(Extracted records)

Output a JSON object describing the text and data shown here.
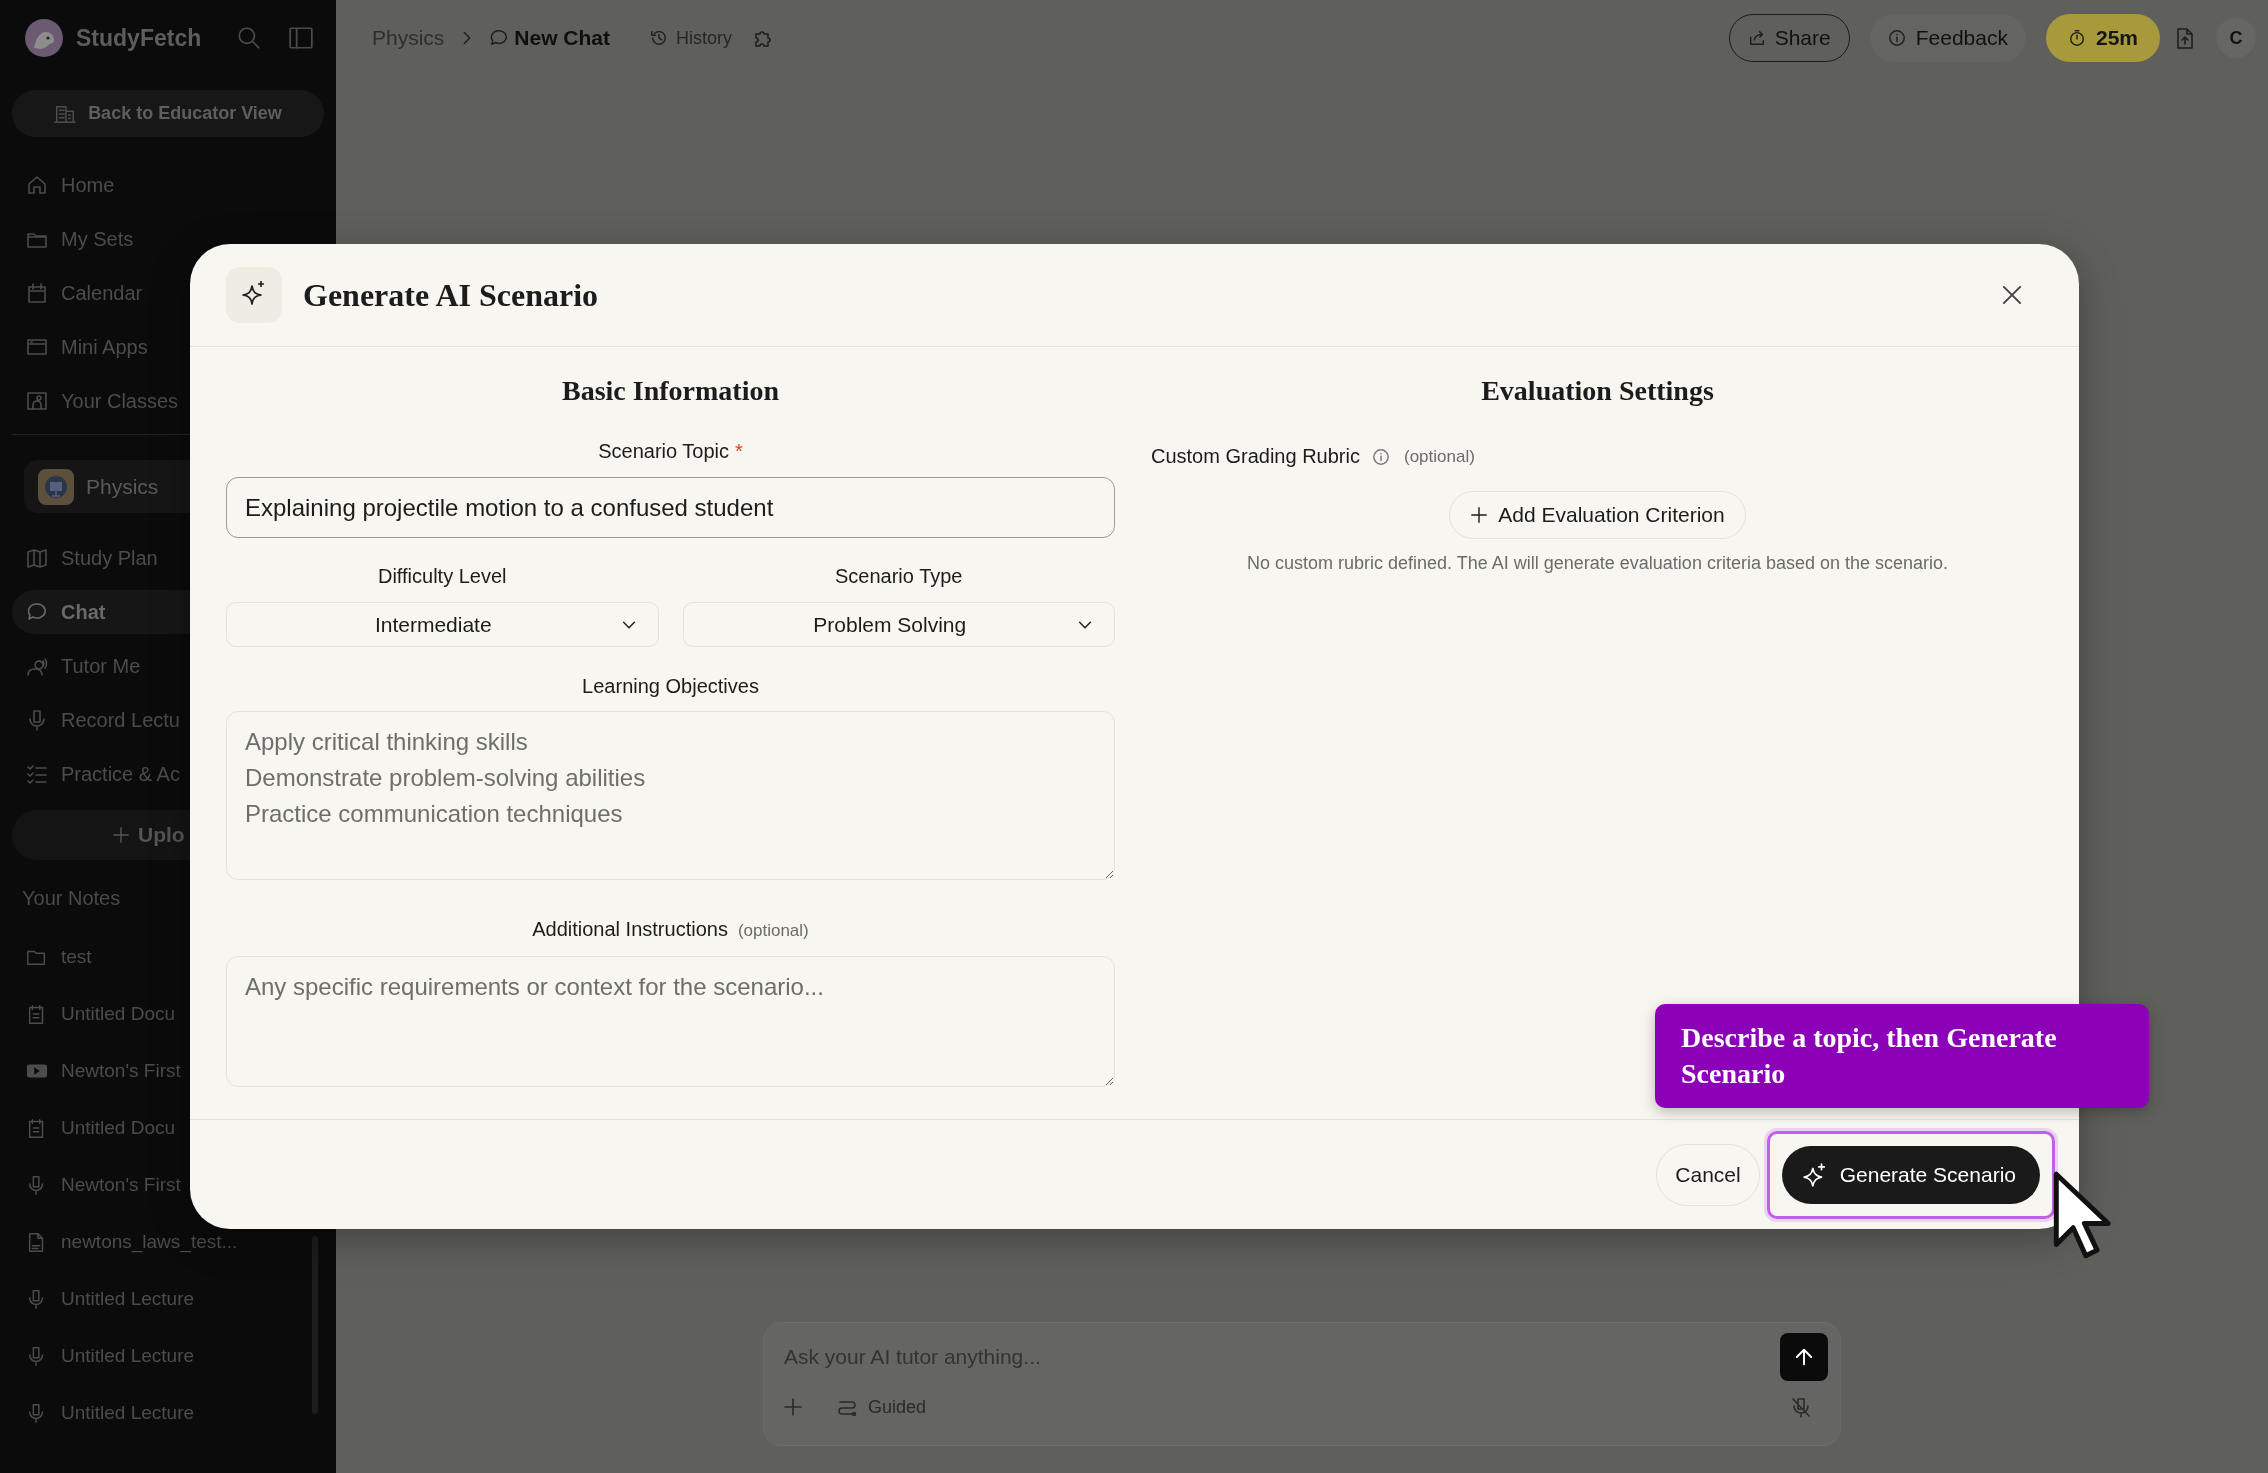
{
  "sidebar": {
    "brand": "StudyFetch",
    "back_button": "Back to Educator View",
    "nav": [
      {
        "label": "Home",
        "selected": false
      },
      {
        "label": "My Sets",
        "selected": false
      },
      {
        "label": "Calendar",
        "selected": false
      },
      {
        "label": "Mini Apps",
        "selected": false
      },
      {
        "label": "Your Classes",
        "selected": false
      }
    ],
    "class_chip": "Physics",
    "class_nav": [
      {
        "label": "Study Plan",
        "selected": false
      },
      {
        "label": "Chat",
        "selected": true
      },
      {
        "label": "Tutor Me",
        "selected": false
      },
      {
        "label": "Record Lectu",
        "selected": false
      },
      {
        "label": "Practice & Ac",
        "selected": false
      }
    ],
    "upload_button": "Uplo",
    "notes_heading": "Your Notes",
    "notes": [
      {
        "kind": "folder",
        "label": "test"
      },
      {
        "kind": "document",
        "label": "Untitled Docu"
      },
      {
        "kind": "video",
        "label": "Newton's First"
      },
      {
        "kind": "document",
        "label": "Untitled Docu"
      },
      {
        "kind": "audio",
        "label": "Newton's First"
      },
      {
        "kind": "pdf",
        "label": "newtons_laws_test..."
      },
      {
        "kind": "audio",
        "label": "Untitled Lecture"
      },
      {
        "kind": "audio",
        "label": "Untitled Lecture"
      },
      {
        "kind": "audio",
        "label": "Untitled Lecture"
      }
    ]
  },
  "topbar": {
    "breadcrumb": [
      "Physics",
      "New Chat"
    ],
    "history": "History",
    "share": "Share",
    "feedback": "Feedback",
    "timer": "25m",
    "avatar": "C"
  },
  "dialog": {
    "title": "Generate AI Scenario",
    "basic": {
      "heading": "Basic Information",
      "topic": {
        "label": "Scenario Topic",
        "required_mark": "*",
        "value": "Explaining projectile motion to a confused student"
      },
      "difficulty": {
        "label": "Difficulty Level",
        "value": "Intermediate"
      },
      "type": {
        "label": "Scenario Type",
        "value": "Problem Solving"
      },
      "objectives": {
        "label": "Learning Objectives",
        "placeholder": "Apply critical thinking skills\nDemonstrate problem-solving abilities\nPractice communication techniques"
      },
      "instructions": {
        "label": "Additional Instructions",
        "hint": "(optional)",
        "placeholder": "Any specific requirements or context for the scenario..."
      }
    },
    "evaluation": {
      "heading": "Evaluation Settings",
      "rubric_label": "Custom Grading Rubric",
      "hint": "(optional)",
      "add_button": "Add Evaluation Criterion",
      "note": "No custom rubric defined. The AI will generate evaluation criteria based on the scenario."
    },
    "cancel": "Cancel",
    "generate": {
      "label": "Generate Scenario",
      "highlighted": true
    }
  },
  "tooltip": "Describe a topic, then Generate Scenario",
  "chat": {
    "placeholder": "Ask your AI tutor anything...",
    "mode": "Guided"
  }
}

## GOAL OF THE EXERCISE
Restate each of the entries above word for word and skip every image.

## ANSWER IN FULL
Output a JSON object describing the text and data shown here.
{
  "sidebar": {
    "brand": "StudyFetch",
    "back_button": "Back to Educator View",
    "nav": [
      {
        "label": "Home",
        "selected": false
      },
      {
        "label": "My Sets",
        "selected": false
      },
      {
        "label": "Calendar",
        "selected": false
      },
      {
        "label": "Mini Apps",
        "selected": false
      },
      {
        "label": "Your Classes",
        "selected": false
      }
    ],
    "class_chip": "Physics",
    "class_nav": [
      {
        "label": "Study Plan",
        "selected": false
      },
      {
        "label": "Chat",
        "selected": true
      },
      {
        "label": "Tutor Me",
        "selected": false
      },
      {
        "label": "Record Lectu",
        "selected": false
      },
      {
        "label": "Practice & Ac",
        "selected": false
      }
    ],
    "upload_button": "Uplo",
    "notes_heading": "Your Notes",
    "notes": [
      {
        "kind": "folder",
        "label": "test"
      },
      {
        "kind": "document",
        "label": "Untitled Docu"
      },
      {
        "kind": "video",
        "label": "Newton's First"
      },
      {
        "kind": "document",
        "label": "Untitled Docu"
      },
      {
        "kind": "audio",
        "label": "Newton's First"
      },
      {
        "kind": "pdf",
        "label": "newtons_laws_test..."
      },
      {
        "kind": "audio",
        "label": "Untitled Lecture"
      },
      {
        "kind": "audio",
        "label": "Untitled Lecture"
      },
      {
        "kind": "audio",
        "label": "Untitled Lecture"
      }
    ]
  },
  "topbar": {
    "breadcrumb": [
      "Physics",
      "New Chat"
    ],
    "history": "History",
    "share": "Share",
    "feedback": "Feedback",
    "timer": "25m",
    "avatar": "C"
  },
  "dialog": {
    "title": "Generate AI Scenario",
    "basic": {
      "heading": "Basic Information",
      "topic": {
        "label": "Scenario Topic",
        "required_mark": "*",
        "value": "Explaining projectile motion to a confused student"
      },
      "difficulty": {
        "label": "Difficulty Level",
        "value": "Intermediate"
      },
      "type": {
        "label": "Scenario Type",
        "value": "Problem Solving"
      },
      "objectives": {
        "label": "Learning Objectives",
        "placeholder": "Apply critical thinking skills\nDemonstrate problem-solving abilities\nPractice communication techniques"
      },
      "instructions": {
        "label": "Additional Instructions",
        "hint": "(optional)",
        "placeholder": "Any specific requirements or context for the scenario..."
      }
    },
    "evaluation": {
      "heading": "Evaluation Settings",
      "rubric_label": "Custom Grading Rubric",
      "hint": "(optional)",
      "add_button": "Add Evaluation Criterion",
      "note": "No custom rubric defined. The AI will generate evaluation criteria based on the scenario."
    },
    "cancel": "Cancel",
    "generate": {
      "label": "Generate Scenario",
      "highlighted": true
    }
  },
  "tooltip": "Describe a topic, then Generate Scenario",
  "chat": {
    "placeholder": "Ask your AI tutor anything...",
    "mode": "Guided"
  }
}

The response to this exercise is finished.